◆ Task instructions:
Copy out lines with the word "States" from the material that follows.

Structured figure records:

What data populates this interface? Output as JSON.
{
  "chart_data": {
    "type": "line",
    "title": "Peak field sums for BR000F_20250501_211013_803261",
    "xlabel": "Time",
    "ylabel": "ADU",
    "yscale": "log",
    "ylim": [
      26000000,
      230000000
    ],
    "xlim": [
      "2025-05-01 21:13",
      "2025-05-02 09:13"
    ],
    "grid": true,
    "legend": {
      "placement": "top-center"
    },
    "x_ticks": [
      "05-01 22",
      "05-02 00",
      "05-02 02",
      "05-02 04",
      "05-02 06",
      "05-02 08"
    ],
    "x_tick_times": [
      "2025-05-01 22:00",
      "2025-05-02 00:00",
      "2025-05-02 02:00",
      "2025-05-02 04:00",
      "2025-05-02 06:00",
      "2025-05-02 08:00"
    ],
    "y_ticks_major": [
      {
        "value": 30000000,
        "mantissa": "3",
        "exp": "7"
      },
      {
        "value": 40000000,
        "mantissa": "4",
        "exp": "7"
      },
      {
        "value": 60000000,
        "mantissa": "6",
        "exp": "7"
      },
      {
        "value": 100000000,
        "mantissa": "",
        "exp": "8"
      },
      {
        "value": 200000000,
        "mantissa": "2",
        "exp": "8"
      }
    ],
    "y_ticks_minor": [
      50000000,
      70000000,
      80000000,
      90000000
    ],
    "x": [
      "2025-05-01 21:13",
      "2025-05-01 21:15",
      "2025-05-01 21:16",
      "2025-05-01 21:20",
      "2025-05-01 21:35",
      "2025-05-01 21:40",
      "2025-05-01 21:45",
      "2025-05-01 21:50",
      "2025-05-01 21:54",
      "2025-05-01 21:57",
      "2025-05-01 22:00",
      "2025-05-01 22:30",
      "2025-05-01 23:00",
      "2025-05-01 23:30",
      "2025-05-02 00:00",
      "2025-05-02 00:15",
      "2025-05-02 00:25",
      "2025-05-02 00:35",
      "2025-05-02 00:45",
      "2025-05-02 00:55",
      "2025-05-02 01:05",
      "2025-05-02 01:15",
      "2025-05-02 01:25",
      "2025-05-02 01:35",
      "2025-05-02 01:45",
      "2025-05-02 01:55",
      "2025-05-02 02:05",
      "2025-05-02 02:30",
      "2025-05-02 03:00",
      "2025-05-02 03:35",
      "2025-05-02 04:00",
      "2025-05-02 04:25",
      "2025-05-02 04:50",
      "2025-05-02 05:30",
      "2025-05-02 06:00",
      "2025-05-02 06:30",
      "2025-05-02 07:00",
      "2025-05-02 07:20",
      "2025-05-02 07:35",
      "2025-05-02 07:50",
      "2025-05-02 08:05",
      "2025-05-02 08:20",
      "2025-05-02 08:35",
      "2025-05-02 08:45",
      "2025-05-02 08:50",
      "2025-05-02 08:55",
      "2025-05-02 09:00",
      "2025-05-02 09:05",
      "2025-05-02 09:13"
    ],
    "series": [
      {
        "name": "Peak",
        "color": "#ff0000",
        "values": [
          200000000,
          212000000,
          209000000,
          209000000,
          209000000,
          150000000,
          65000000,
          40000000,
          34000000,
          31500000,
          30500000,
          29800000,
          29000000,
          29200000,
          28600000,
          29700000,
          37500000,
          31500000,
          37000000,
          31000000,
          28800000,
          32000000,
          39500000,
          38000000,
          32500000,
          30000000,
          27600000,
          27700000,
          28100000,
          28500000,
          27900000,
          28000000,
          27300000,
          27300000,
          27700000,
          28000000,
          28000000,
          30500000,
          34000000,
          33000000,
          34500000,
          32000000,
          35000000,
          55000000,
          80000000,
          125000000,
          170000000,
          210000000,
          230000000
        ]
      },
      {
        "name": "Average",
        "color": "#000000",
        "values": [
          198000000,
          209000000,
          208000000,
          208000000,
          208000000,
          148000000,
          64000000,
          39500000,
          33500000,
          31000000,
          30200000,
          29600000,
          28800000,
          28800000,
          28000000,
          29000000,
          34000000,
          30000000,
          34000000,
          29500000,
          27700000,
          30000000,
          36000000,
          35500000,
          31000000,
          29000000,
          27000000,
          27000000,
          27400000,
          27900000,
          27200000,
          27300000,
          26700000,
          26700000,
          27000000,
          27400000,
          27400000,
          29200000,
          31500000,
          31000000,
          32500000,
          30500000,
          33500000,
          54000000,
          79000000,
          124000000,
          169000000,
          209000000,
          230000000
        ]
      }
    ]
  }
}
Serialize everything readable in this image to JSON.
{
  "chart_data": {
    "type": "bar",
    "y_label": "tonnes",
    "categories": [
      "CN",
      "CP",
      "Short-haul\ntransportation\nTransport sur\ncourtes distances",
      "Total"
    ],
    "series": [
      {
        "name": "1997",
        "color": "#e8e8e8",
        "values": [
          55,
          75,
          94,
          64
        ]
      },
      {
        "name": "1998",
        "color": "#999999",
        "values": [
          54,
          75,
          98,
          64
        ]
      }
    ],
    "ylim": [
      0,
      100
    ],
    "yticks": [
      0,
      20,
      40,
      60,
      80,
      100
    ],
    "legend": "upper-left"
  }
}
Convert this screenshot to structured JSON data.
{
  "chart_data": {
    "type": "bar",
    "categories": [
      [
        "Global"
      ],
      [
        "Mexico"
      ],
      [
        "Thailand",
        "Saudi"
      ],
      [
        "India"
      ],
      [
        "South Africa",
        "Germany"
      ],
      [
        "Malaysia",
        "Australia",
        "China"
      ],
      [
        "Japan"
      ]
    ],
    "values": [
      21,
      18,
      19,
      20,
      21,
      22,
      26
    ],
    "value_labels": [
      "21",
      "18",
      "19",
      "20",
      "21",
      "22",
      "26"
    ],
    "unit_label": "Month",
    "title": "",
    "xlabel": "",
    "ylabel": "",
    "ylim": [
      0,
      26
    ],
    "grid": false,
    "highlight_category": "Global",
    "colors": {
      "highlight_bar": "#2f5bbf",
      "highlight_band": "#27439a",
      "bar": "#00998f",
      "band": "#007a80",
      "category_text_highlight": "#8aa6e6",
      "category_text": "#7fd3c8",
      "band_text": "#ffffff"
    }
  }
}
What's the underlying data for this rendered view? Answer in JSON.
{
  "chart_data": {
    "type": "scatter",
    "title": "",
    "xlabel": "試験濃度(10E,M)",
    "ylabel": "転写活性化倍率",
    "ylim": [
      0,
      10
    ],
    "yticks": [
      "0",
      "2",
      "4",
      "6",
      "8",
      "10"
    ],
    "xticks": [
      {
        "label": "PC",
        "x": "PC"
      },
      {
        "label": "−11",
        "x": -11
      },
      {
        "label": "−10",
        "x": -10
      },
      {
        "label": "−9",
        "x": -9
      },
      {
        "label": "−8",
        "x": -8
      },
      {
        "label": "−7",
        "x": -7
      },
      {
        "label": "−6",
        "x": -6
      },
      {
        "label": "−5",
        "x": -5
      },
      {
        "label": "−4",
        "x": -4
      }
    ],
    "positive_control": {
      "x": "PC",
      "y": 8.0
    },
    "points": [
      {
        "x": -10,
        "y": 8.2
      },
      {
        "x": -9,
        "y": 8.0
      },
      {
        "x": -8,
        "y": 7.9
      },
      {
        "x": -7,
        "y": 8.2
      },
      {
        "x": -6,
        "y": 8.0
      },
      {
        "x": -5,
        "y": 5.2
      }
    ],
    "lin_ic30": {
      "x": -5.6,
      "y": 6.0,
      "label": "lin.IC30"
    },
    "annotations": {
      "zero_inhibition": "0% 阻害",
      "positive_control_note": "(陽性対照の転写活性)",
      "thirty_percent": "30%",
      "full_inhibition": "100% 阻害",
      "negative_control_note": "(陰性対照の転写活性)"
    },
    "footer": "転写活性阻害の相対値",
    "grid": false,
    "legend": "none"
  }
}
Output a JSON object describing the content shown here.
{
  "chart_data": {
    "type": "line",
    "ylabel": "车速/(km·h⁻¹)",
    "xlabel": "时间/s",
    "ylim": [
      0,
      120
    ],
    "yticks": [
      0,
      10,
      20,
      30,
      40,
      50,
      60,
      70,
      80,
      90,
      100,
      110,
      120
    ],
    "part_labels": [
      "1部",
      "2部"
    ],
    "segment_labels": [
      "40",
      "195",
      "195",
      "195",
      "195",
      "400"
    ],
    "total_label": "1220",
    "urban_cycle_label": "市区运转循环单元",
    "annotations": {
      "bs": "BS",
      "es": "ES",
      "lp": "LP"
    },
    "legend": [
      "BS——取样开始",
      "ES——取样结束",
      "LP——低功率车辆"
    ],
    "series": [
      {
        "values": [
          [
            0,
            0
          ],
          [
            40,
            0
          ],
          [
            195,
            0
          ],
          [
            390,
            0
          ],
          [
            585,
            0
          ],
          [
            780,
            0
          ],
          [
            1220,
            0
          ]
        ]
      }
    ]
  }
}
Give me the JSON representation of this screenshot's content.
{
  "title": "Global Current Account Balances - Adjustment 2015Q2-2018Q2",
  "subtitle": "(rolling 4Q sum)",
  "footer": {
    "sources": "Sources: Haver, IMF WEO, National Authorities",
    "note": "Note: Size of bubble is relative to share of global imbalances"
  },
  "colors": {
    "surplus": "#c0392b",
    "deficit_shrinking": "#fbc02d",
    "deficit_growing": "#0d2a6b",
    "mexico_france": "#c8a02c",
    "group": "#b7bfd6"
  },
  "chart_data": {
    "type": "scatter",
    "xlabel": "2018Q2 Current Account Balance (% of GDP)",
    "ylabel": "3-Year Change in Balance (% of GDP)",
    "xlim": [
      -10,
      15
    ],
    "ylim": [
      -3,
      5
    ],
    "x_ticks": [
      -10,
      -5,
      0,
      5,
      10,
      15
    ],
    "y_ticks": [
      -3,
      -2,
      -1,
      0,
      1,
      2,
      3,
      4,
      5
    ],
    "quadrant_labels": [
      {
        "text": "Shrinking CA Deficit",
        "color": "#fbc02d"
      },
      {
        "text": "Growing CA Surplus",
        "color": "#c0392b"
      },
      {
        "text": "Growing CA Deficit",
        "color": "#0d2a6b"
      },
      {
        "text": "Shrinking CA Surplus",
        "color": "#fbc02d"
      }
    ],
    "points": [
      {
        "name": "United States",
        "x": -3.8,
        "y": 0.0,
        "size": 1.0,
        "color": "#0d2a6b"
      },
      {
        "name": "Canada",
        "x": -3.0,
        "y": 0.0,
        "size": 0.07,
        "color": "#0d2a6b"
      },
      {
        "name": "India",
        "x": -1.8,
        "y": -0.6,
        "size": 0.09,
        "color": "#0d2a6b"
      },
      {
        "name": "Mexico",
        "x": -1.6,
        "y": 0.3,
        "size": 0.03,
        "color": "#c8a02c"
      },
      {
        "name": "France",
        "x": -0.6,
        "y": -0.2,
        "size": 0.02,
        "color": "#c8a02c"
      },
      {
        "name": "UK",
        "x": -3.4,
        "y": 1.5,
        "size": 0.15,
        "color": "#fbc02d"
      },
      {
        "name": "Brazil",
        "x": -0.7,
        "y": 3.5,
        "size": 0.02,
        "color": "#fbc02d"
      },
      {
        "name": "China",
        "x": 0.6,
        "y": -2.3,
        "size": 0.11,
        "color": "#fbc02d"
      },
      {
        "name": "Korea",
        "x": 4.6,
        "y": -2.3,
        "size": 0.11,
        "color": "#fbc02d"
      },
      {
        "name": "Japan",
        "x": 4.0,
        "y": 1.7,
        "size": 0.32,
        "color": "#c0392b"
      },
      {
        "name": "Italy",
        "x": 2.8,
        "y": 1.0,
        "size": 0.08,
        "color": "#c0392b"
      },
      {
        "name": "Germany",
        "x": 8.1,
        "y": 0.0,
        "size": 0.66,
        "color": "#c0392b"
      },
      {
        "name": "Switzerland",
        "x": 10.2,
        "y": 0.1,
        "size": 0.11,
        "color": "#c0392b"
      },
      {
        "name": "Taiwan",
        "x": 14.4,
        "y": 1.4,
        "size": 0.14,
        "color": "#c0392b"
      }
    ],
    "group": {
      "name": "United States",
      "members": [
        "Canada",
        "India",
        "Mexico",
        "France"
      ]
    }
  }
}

◆ Expected answer:
        "name": "United States",
      "name": "United States",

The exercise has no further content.